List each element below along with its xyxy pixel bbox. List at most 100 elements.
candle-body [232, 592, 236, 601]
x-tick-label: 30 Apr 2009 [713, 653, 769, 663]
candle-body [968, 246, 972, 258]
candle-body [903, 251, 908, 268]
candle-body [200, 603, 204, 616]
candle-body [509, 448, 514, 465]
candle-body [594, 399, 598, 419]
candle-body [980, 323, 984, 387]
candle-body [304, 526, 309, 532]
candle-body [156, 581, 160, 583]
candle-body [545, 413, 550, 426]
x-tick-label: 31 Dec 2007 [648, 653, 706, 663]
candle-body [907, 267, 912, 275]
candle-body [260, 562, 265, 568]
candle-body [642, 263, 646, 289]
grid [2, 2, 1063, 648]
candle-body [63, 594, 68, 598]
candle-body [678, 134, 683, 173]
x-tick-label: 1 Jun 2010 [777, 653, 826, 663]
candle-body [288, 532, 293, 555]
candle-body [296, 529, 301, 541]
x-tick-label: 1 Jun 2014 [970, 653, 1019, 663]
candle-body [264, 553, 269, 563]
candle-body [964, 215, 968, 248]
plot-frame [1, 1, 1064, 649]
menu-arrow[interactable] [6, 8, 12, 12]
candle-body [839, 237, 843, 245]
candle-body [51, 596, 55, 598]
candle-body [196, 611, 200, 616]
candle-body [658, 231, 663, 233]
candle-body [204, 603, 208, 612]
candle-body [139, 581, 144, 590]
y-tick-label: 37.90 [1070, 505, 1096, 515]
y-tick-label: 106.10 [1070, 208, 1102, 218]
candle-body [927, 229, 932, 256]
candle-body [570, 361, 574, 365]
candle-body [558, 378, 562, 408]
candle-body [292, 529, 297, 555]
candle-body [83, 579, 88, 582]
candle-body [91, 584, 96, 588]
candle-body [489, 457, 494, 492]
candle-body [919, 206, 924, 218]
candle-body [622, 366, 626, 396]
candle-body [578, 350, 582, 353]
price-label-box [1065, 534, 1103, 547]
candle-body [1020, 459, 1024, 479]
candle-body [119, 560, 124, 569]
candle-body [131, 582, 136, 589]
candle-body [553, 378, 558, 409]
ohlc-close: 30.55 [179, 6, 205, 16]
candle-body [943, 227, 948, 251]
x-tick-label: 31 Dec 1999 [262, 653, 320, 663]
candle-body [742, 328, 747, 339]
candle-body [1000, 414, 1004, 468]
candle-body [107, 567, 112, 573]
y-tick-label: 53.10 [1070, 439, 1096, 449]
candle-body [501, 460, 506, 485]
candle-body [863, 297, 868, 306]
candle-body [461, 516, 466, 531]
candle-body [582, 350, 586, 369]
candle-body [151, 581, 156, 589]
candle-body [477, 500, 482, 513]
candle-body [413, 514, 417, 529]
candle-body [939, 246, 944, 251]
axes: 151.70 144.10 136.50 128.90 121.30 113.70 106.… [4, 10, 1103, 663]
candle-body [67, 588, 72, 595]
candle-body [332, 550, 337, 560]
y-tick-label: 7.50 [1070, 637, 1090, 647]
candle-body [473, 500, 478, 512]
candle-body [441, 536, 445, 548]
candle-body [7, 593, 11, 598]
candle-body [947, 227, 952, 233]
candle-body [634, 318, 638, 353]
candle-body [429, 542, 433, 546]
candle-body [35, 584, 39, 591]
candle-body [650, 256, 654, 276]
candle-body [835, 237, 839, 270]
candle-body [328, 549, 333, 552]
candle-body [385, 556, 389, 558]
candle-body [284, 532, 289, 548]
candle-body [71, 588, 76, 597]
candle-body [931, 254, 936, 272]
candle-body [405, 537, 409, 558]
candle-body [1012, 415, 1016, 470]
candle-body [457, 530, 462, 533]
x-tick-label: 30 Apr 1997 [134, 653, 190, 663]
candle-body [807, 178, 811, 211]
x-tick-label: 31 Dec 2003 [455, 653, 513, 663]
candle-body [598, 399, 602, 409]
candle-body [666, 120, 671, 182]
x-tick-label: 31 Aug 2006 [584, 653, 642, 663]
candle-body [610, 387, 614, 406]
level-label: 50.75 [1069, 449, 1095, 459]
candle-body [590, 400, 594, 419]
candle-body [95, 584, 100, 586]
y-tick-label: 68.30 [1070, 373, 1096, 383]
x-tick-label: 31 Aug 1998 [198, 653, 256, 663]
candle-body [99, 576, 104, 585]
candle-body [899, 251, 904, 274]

Problem to solve:
Reproduce every line of the records above verbatim, keeping their order.

Exercise output:
List each element below along with its xyxy pixel bbox. List at most 100 elements.
candle-body [232, 592, 236, 601]
x-tick-label: 30 Apr 2009 [713, 653, 769, 663]
candle-body [968, 246, 972, 258]
candle-body [903, 251, 908, 268]
candle-body [200, 603, 204, 616]
candle-body [509, 448, 514, 465]
candle-body [594, 399, 598, 419]
candle-body [980, 323, 984, 387]
candle-body [304, 526, 309, 532]
candle-body [156, 581, 160, 583]
candle-body [545, 413, 550, 426]
x-tick-label: 31 Dec 2007 [648, 653, 706, 663]
candle-body [907, 267, 912, 275]
candle-body [260, 562, 265, 568]
candle-body [642, 263, 646, 289]
grid [2, 2, 1063, 648]
candle-body [63, 594, 68, 598]
candle-body [678, 134, 683, 173]
x-tick-label: 1 Jun 2010 [777, 653, 826, 663]
candle-body [288, 532, 293, 555]
candle-body [296, 529, 301, 541]
x-tick-label: 1 Jun 2014 [970, 653, 1019, 663]
candle-body [264, 553, 269, 563]
candle-body [964, 215, 968, 248]
plot-frame [1, 1, 1064, 649]
menu-arrow[interactable] [6, 8, 12, 12]
candle-body [839, 237, 843, 245]
candle-body [51, 596, 55, 598]
candle-body [196, 611, 200, 616]
candle-body [658, 231, 663, 233]
candle-body [204, 603, 208, 612]
candle-body [139, 581, 144, 590]
y-tick-label: 37.90 [1070, 505, 1096, 515]
y-tick-label: 106.10 [1070, 208, 1102, 218]
candle-body [927, 229, 932, 256]
candle-body [570, 361, 574, 365]
candle-body [558, 378, 562, 408]
candle-body [292, 529, 297, 555]
candle-body [83, 579, 88, 582]
candle-body [91, 584, 96, 588]
candle-body [489, 457, 494, 492]
candle-body [919, 206, 924, 218]
candle-body [622, 366, 626, 396]
candle-body [578, 350, 582, 353]
price-label-box [1065, 534, 1103, 547]
candle-body [1020, 459, 1024, 479]
candle-body [119, 560, 124, 569]
candle-body [131, 582, 136, 589]
candle-body [553, 378, 558, 409]
ohlc-close: 30.55 [179, 6, 205, 16]
candle-body [943, 227, 948, 251]
x-tick-label: 31 Dec 1999 [262, 653, 320, 663]
candle-body [742, 328, 747, 339]
candle-body [1000, 414, 1004, 468]
candle-body [107, 567, 112, 573]
y-tick-label: 53.10 [1070, 439, 1096, 449]
candle-body [501, 460, 506, 485]
candle-body [863, 297, 868, 306]
candle-body [461, 516, 466, 531]
candle-body [582, 350, 586, 369]
candle-body [151, 581, 156, 589]
candle-body [477, 500, 482, 513]
candle-body [413, 514, 417, 529]
candle-body [939, 246, 944, 251]
axes: 151.70 144.10 136.50 128.90 121.30 113.70 106.… [4, 10, 1103, 663]
candle-body [67, 588, 72, 595]
candle-body [332, 550, 337, 560]
y-tick-label: 7.50 [1070, 637, 1090, 647]
candle-body [473, 500, 478, 512]
candle-body [441, 536, 445, 548]
candle-body [7, 593, 11, 598]
candle-body [947, 227, 952, 233]
candle-body [634, 318, 638, 353]
candle-body [429, 542, 433, 546]
candle-body [35, 584, 39, 591]
candle-body [650, 256, 654, 276]
candle-body [835, 237, 839, 270]
candle-body [328, 549, 333, 552]
candle-body [385, 556, 389, 558]
candle-body [284, 532, 289, 548]
candle-body [71, 588, 76, 597]
candle-body [931, 254, 936, 272]
candle-body [405, 537, 409, 558]
candle-body [1012, 415, 1016, 470]
candle-body [457, 530, 462, 533]
x-tick-label: 30 Apr 1997 [134, 653, 190, 663]
candle-body [807, 178, 811, 211]
x-tick-label: 31 Dec 2003 [455, 653, 513, 663]
candle-body [598, 399, 602, 409]
candle-body [666, 120, 671, 182]
x-tick-label: 31 Aug 2006 [584, 653, 642, 663]
candle-body [610, 387, 614, 406]
level-label: 50.75 [1069, 449, 1095, 459]
candle-body [590, 400, 594, 419]
candle-body [95, 584, 100, 586]
y-tick-label: 68.30 [1070, 373, 1096, 383]
x-tick-label: 31 Aug 1998 [198, 653, 256, 663]
candle-body [99, 576, 104, 585]
candle-body [899, 251, 904, 274]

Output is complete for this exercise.